Wherever the string "Structures" occurs in a line of these records, report that line.

● **Stored items from a collection**:
+++++
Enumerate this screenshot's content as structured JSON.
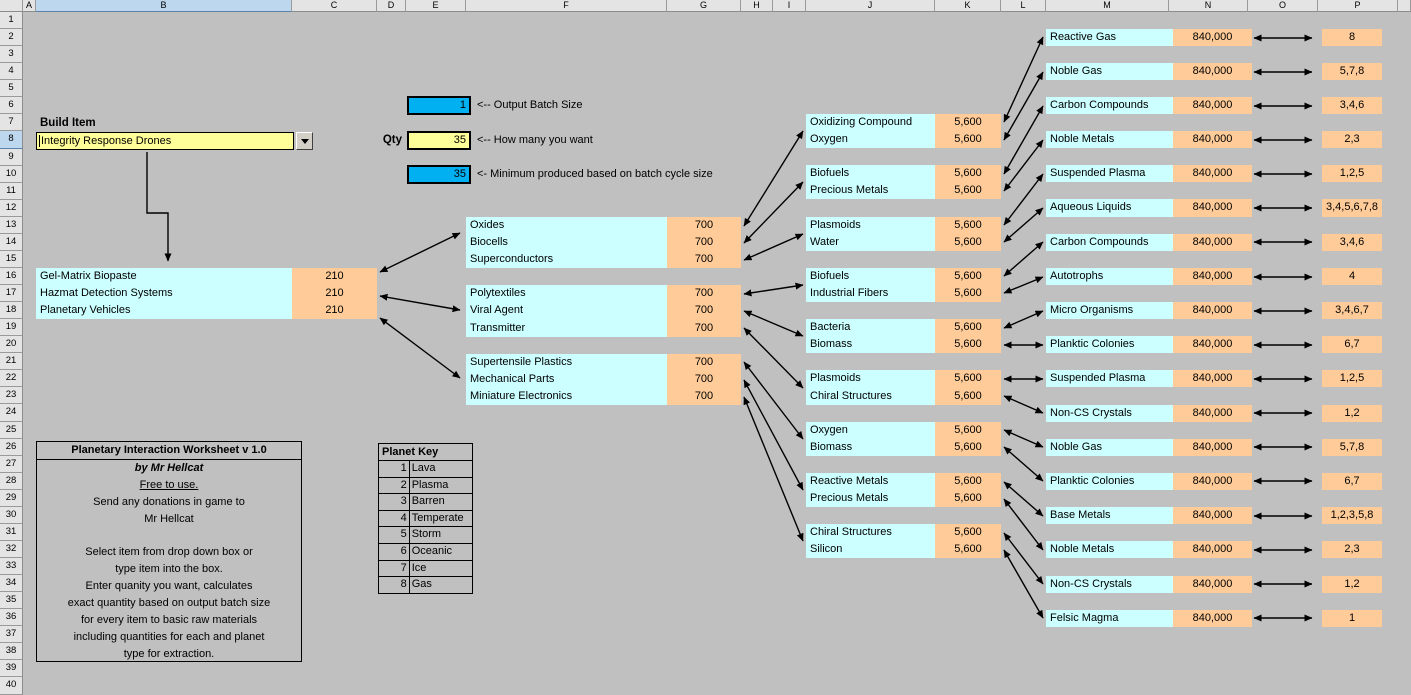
{
  "columns": [
    "A",
    "B",
    "C",
    "D",
    "E",
    "F",
    "G",
    "H",
    "I",
    "J",
    "K",
    "L",
    "M",
    "N",
    "O",
    "P"
  ],
  "rows": [
    "1",
    "2",
    "3",
    "4",
    "5",
    "6",
    "7",
    "8",
    "9",
    "10",
    "11",
    "12",
    "13",
    "14",
    "15",
    "16",
    "17",
    "18",
    "19",
    "20",
    "21",
    "22",
    "23",
    "24",
    "25",
    "26",
    "27",
    "28",
    "29",
    "30",
    "31",
    "32",
    "33",
    "34",
    "35",
    "36",
    "37",
    "38",
    "39",
    "40"
  ],
  "build": {
    "label": "Build Item",
    "item": "Integrity Response Drones",
    "qty_label": "Qty",
    "batch_value": "1",
    "batch_note": "<-- Output Batch Size",
    "qty_value": "35",
    "qty_note": "<-- How many you want",
    "min_value": "35",
    "min_note": "<- Minimum produced based on batch cycle size"
  },
  "tier1": {
    "items": [
      "Gel-Matrix Biopaste",
      "Hazmat Detection Systems",
      "Planetary Vehicles"
    ],
    "quantities": [
      "210",
      "210",
      "210"
    ]
  },
  "tier2": [
    {
      "items": [
        "Oxides",
        "Biocells",
        "Superconductors"
      ],
      "qty": [
        "700",
        "700",
        "700"
      ]
    },
    {
      "items": [
        "Polytextiles",
        "Viral Agent",
        "Transmitter"
      ],
      "qty": [
        "700",
        "700",
        "700"
      ]
    },
    {
      "items": [
        "Supertensile Plastics",
        "Mechanical Parts",
        "Miniature Electronics"
      ],
      "qty": [
        "700",
        "700",
        "700"
      ]
    }
  ],
  "tier3": [
    {
      "a": "Oxidizing Compound",
      "b": "Oxygen",
      "qty_a": "5,600",
      "qty_b": "5,600"
    },
    {
      "a": "Biofuels",
      "b": "Precious Metals",
      "qty_a": "5,600",
      "qty_b": "5,600"
    },
    {
      "a": "Plasmoids",
      "b": "Water",
      "qty_a": "5,600",
      "qty_b": "5,600"
    },
    {
      "a": "Biofuels",
      "b": "Industrial Fibers",
      "qty_a": "5,600",
      "qty_b": "5,600"
    },
    {
      "a": "Bacteria",
      "b": "Biomass",
      "qty_a": "5,600",
      "qty_b": "5,600"
    },
    {
      "a": "Plasmoids",
      "b": "Chiral Structures",
      "qty_a": "5,600",
      "qty_b": "5,600"
    },
    {
      "a": "Oxygen",
      "b": "Biomass",
      "qty_a": "5,600",
      "qty_b": "5,600"
    },
    {
      "a": "Reactive Metals",
      "b": "Precious Metals",
      "qty_a": "5,600",
      "qty_b": "5,600"
    },
    {
      "a": "Chiral Structures",
      "b": "Silicon",
      "qty_a": "5,600",
      "qty_b": "5,600"
    }
  ],
  "tier4": [
    {
      "name": "Reactive Gas",
      "qty": "840,000",
      "planets": "8"
    },
    {
      "name": "Noble Gas",
      "qty": "840,000",
      "planets": "5,7,8"
    },
    {
      "name": "Carbon Compounds",
      "qty": "840,000",
      "planets": "3,4,6"
    },
    {
      "name": "Noble Metals",
      "qty": "840,000",
      "planets": "2,3"
    },
    {
      "name": "Suspended Plasma",
      "qty": "840,000",
      "planets": "1,2,5"
    },
    {
      "name": "Aqueous Liquids",
      "qty": "840,000",
      "planets": "3,4,5,6,7,8"
    },
    {
      "name": "Carbon Compounds",
      "qty": "840,000",
      "planets": "3,4,6"
    },
    {
      "name": "Autotrophs",
      "qty": "840,000",
      "planets": "4"
    },
    {
      "name": "Micro Organisms",
      "qty": "840,000",
      "planets": "3,4,6,7"
    },
    {
      "name": "Planktic Colonies",
      "qty": "840,000",
      "planets": "6,7"
    },
    {
      "name": "Suspended Plasma",
      "qty": "840,000",
      "planets": "1,2,5"
    },
    {
      "name": "Non-CS Crystals",
      "qty": "840,000",
      "planets": "1,2"
    },
    {
      "name": "Noble Gas",
      "qty": "840,000",
      "planets": "5,7,8"
    },
    {
      "name": "Planktic Colonies",
      "qty": "840,000",
      "planets": "6,7"
    },
    {
      "name": "Base Metals",
      "qty": "840,000",
      "planets": "1,2,3,5,8"
    },
    {
      "name": "Noble Metals",
      "qty": "840,000",
      "planets": "2,3"
    },
    {
      "name": "Non-CS Crystals",
      "qty": "840,000",
      "planets": "1,2"
    },
    {
      "name": "Felsic Magma",
      "qty": "840,000",
      "planets": "1"
    }
  ],
  "info_box": {
    "title": "Planetary Interaction Worksheet v 1.0",
    "lines": [
      "by Mr Hellcat",
      "Free to use.",
      "Send any donations in game to",
      "Mr Hellcat",
      "",
      "Select item from drop down box or",
      "type item into the box.",
      "Enter quanity you want, calculates",
      "exact quantity based on output batch size",
      "for every item to basic raw materials",
      "including quantities for each and planet",
      "type for extraction."
    ]
  },
  "planet_key": {
    "title": "Planet Key",
    "entries": [
      {
        "num": "1",
        "name": "Lava"
      },
      {
        "num": "2",
        "name": "Plasma"
      },
      {
        "num": "3",
        "name": "Barren"
      },
      {
        "num": "4",
        "name": "Temperate"
      },
      {
        "num": "5",
        "name": "Storm"
      },
      {
        "num": "6",
        "name": "Oceanic"
      },
      {
        "num": "7",
        "name": "Ice"
      },
      {
        "num": "8",
        "name": "Gas"
      }
    ]
  },
  "colors": {
    "sheet_background": "#C0C0C0",
    "item_cell": "#CCFFFF",
    "quantity_cell": "#FFCC99",
    "input_yellow": "#FFFF99",
    "calculated_blue": "#00B0F0",
    "selected_header": "#BDD7EE"
  }
}
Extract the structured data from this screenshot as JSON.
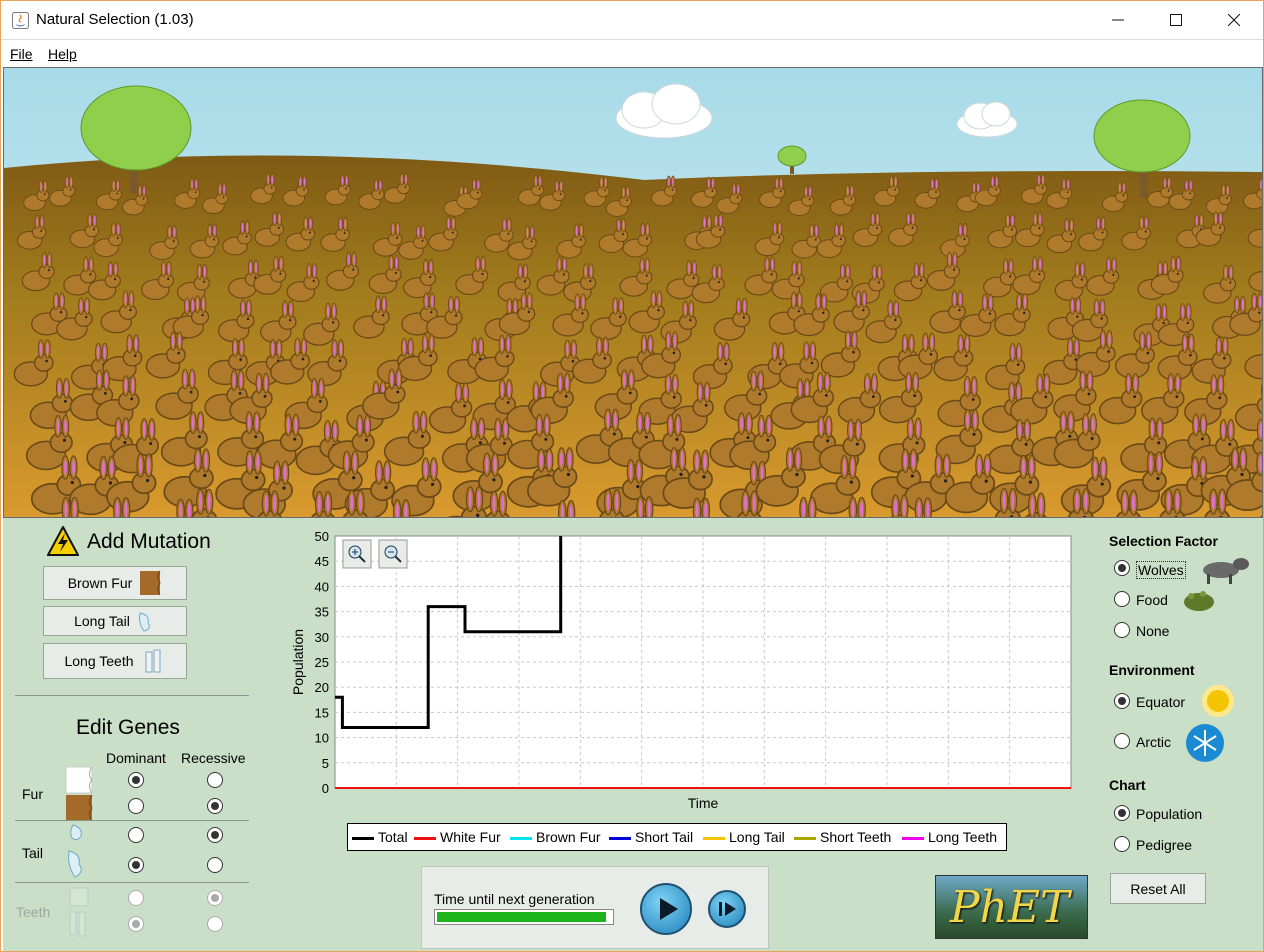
{
  "window": {
    "title": "Natural Selection (1.03)"
  },
  "menu": {
    "file": "File",
    "help": "Help"
  },
  "mutation": {
    "title": "Add Mutation",
    "brown_fur": "Brown Fur",
    "long_tail": "Long Tail",
    "long_teeth": "Long Teeth"
  },
  "genes": {
    "title": "Edit Genes",
    "dominant": "Dominant",
    "recessive": "Recessive",
    "fur": "Fur",
    "tail": "Tail",
    "teeth": "Teeth"
  },
  "chart_data": {
    "type": "line",
    "ylabel": "Population",
    "xlabel": "Time",
    "ylim": [
      0,
      50
    ],
    "yticks": [
      "50",
      "45",
      "40",
      "35",
      "30",
      "25",
      "20",
      "15",
      "10",
      "5",
      "0"
    ],
    "grid": true,
    "series": [
      {
        "name": "Total",
        "color": "#000000",
        "points": [
          [
            0,
            18
          ],
          [
            0.03,
            18
          ],
          [
            0.03,
            12
          ],
          [
            0.38,
            12
          ],
          [
            0.38,
            36
          ],
          [
            0.53,
            36
          ],
          [
            0.53,
            31
          ],
          [
            0.92,
            31
          ],
          [
            0.92,
            50
          ]
        ]
      },
      {
        "name": "White Fur",
        "color": "#ee1111",
        "points": [
          [
            0,
            0
          ],
          [
            3.0,
            0
          ]
        ]
      },
      {
        "name": "Brown Fur",
        "color": "#00e5ee",
        "points": []
      },
      {
        "name": "Short Tail",
        "color": "#0000dd",
        "points": []
      },
      {
        "name": "Long Tail",
        "color": "#f5c400",
        "points": []
      },
      {
        "name": "Short Teeth",
        "color": "#a6a600",
        "points": []
      },
      {
        "name": "Long Teeth",
        "color": "#ee00ee",
        "points": []
      }
    ],
    "xmax": 3.0
  },
  "legend": [
    "Total",
    "White Fur",
    "Brown Fur",
    "Short Tail",
    "Long Tail",
    "Short Teeth",
    "Long Teeth"
  ],
  "generation": {
    "label": "Time until next generation",
    "progress": 0.97
  },
  "selection": {
    "title": "Selection Factor",
    "options": [
      "Wolves",
      "Food",
      "None"
    ],
    "selected": "Wolves"
  },
  "environment": {
    "title": "Environment",
    "options": [
      "Equator",
      "Arctic"
    ],
    "selected": "Equator"
  },
  "chart": {
    "title": "Chart",
    "options": [
      "Population",
      "Pedigree"
    ],
    "selected": "Population"
  },
  "reset": "Reset All",
  "logo": "PhET",
  "colors": {
    "panel": "#c9dfc8",
    "sky": "#a7dbe8",
    "ground": "#c8912c",
    "progress": "#1db41d"
  }
}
+++++
● **Answer to this problem**:
      "b": "Chiral Structures",
      "a": "Chiral Structures",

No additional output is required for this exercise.